Work to complete = Count the lines in the entries below that include the word "price". Give nothing but the number.

Data extract =
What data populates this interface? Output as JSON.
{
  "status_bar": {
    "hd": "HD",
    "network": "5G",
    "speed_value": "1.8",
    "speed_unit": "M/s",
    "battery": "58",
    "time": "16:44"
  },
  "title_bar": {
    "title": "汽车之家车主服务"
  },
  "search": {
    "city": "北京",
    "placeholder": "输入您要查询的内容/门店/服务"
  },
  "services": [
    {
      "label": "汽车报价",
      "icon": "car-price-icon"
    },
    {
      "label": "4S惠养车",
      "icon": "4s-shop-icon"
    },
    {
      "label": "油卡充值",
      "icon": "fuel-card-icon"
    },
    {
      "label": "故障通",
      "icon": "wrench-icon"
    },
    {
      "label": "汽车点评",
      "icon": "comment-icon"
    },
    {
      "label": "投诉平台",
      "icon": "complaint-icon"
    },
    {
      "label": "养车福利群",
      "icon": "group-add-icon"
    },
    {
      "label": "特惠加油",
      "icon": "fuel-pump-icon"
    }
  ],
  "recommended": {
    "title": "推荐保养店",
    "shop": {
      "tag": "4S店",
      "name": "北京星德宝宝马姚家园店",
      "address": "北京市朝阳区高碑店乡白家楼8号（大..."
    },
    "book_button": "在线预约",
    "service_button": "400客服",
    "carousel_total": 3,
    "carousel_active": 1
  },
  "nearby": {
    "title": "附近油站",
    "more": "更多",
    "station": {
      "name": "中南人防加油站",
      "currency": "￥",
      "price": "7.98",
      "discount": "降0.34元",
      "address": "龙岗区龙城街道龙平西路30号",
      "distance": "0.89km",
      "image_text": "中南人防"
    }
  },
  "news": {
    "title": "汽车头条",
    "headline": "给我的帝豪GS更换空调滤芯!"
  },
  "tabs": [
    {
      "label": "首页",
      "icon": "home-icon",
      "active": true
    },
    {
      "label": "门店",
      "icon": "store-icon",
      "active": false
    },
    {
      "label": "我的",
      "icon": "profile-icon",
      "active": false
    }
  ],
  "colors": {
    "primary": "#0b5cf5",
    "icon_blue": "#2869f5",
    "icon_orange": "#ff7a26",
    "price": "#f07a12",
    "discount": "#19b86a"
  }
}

The solution = 3